» **Direction**:
Collect every line that includes the string "central".

# start of Input

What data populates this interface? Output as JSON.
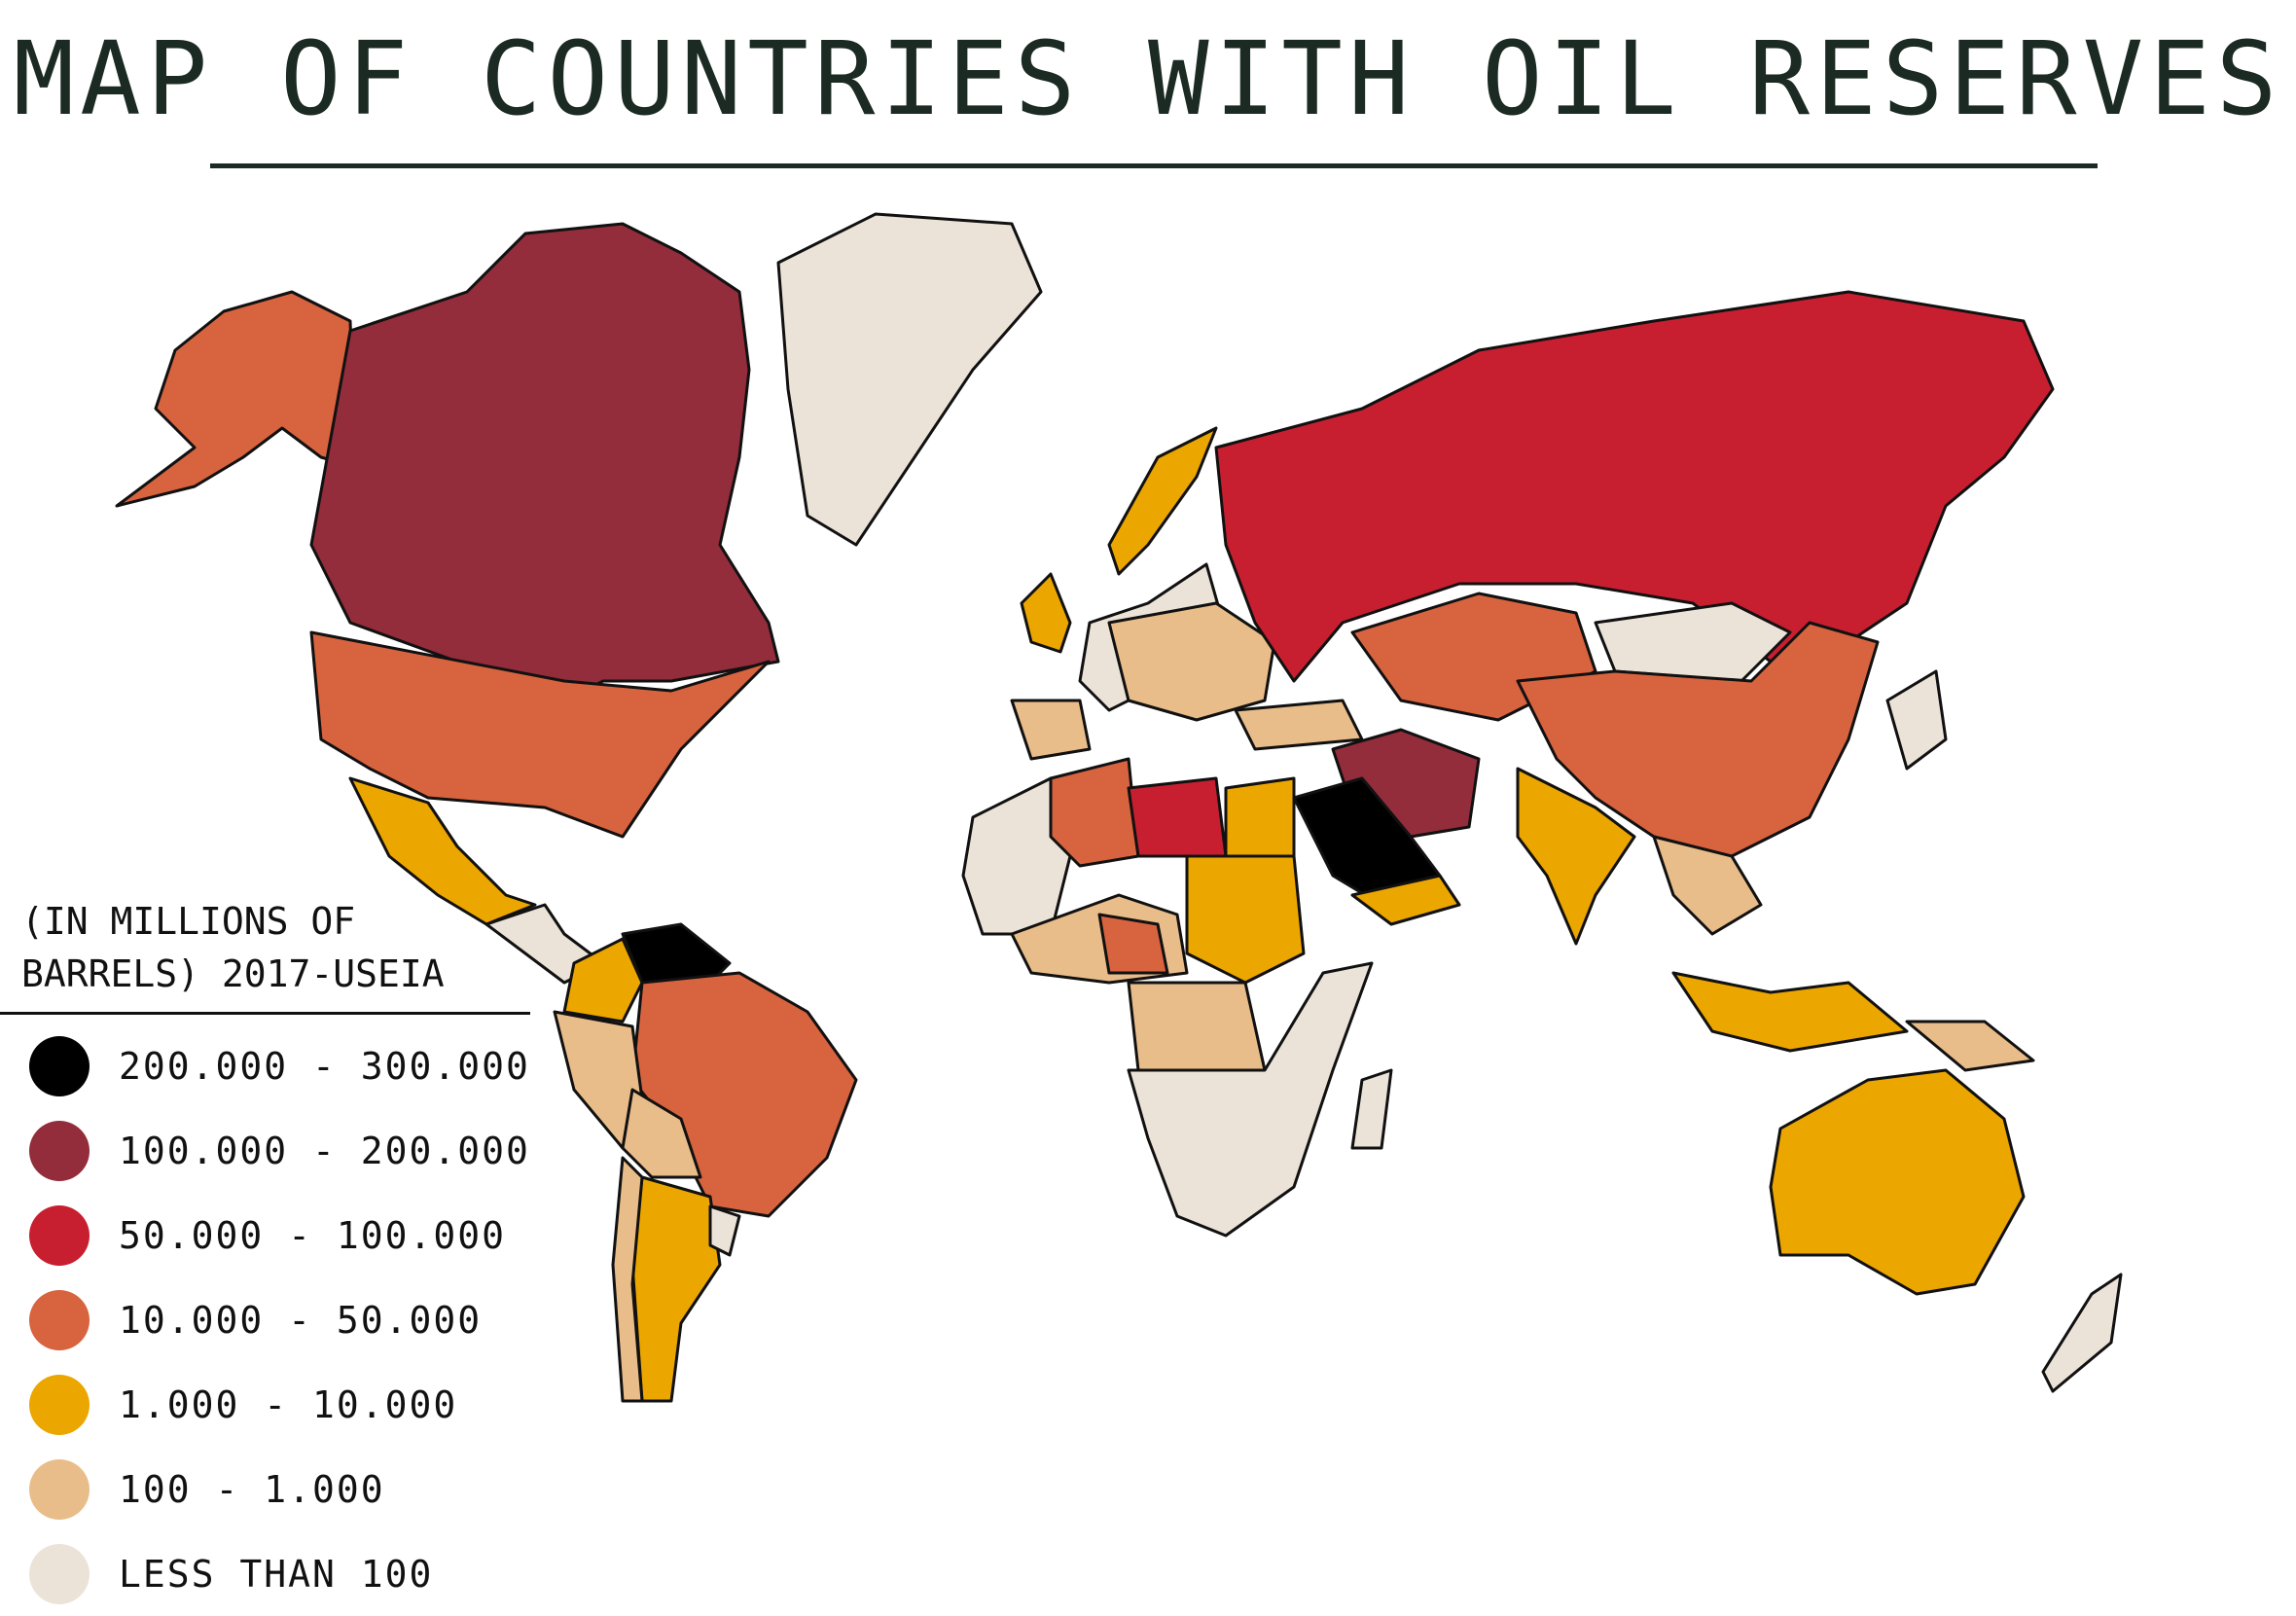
{
  "title": "MAP  OF COUNTRIES WITH OIL RESERVES",
  "legend": {
    "caption_line1": "(IN MILLIONS OF",
    "caption_line2": "BARRELS) 2017-USEIA",
    "items": [
      {
        "label": "200.000 - 300.000",
        "color": "#000000"
      },
      {
        "label": "100.000 - 200.000",
        "color": "#932c3b"
      },
      {
        "label": "50.000 - 100.000",
        "color": "#c71f30"
      },
      {
        "label": "10.000 - 50.000",
        "color": "#d8633f"
      },
      {
        "label": "1.000 - 10.000",
        "color": "#eca600"
      },
      {
        "label": "100 - 1.000",
        "color": "#e9bd8a"
      },
      {
        "label": "LESS THAN 100",
        "color": "#ece3d8"
      }
    ]
  },
  "regions": [
    {
      "name": "alaska",
      "tier": 3
    },
    {
      "name": "canada",
      "tier": 1
    },
    {
      "name": "greenland",
      "tier": 6
    },
    {
      "name": "usa",
      "tier": 3
    },
    {
      "name": "mexico",
      "tier": 4
    },
    {
      "name": "central-america",
      "tier": 6
    },
    {
      "name": "venezuela",
      "tier": 0
    },
    {
      "name": "colombia",
      "tier": 4
    },
    {
      "name": "brazil",
      "tier": 3
    },
    {
      "name": "peru",
      "tier": 5
    },
    {
      "name": "bolivia",
      "tier": 5
    },
    {
      "name": "argentina",
      "tier": 4
    },
    {
      "name": "chile",
      "tier": 5
    },
    {
      "name": "uruguay",
      "tier": 6
    },
    {
      "name": "uk",
      "tier": 4
    },
    {
      "name": "norway",
      "tier": 4
    },
    {
      "name": "western-europe",
      "tier": 6
    },
    {
      "name": "central-europe",
      "tier": 5
    },
    {
      "name": "iberia",
      "tier": 5
    },
    {
      "name": "russia",
      "tier": 2
    },
    {
      "name": "kazakhstan",
      "tier": 3
    },
    {
      "name": "mongolia",
      "tier": 6
    },
    {
      "name": "china",
      "tier": 3
    },
    {
      "name": "turkey",
      "tier": 5
    },
    {
      "name": "iran-iraq",
      "tier": 1
    },
    {
      "name": "saudi-arabia",
      "tier": 0
    },
    {
      "name": "yemen-oman",
      "tier": 4
    },
    {
      "name": "india",
      "tier": 4
    },
    {
      "name": "southeast-asia",
      "tier": 5
    },
    {
      "name": "indonesia",
      "tier": 4
    },
    {
      "name": "papua",
      "tier": 5
    },
    {
      "name": "australia",
      "tier": 4
    },
    {
      "name": "new-zealand",
      "tier": 6
    },
    {
      "name": "japan",
      "tier": 6
    },
    {
      "name": "algeria",
      "tier": 3
    },
    {
      "name": "libya",
      "tier": 2
    },
    {
      "name": "egypt",
      "tier": 4
    },
    {
      "name": "sudan",
      "tier": 4
    },
    {
      "name": "west-africa",
      "tier": 5
    },
    {
      "name": "nigeria",
      "tier": 3
    },
    {
      "name": "angola-congo",
      "tier": 5
    },
    {
      "name": "north-west-africa",
      "tier": 6
    },
    {
      "name": "southern-africa",
      "tier": 6
    },
    {
      "name": "madagascar",
      "tier": 6
    }
  ]
}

# end of Input

» **Response to this exercise**:
      "name": "central-america",
      "name": "central-europe",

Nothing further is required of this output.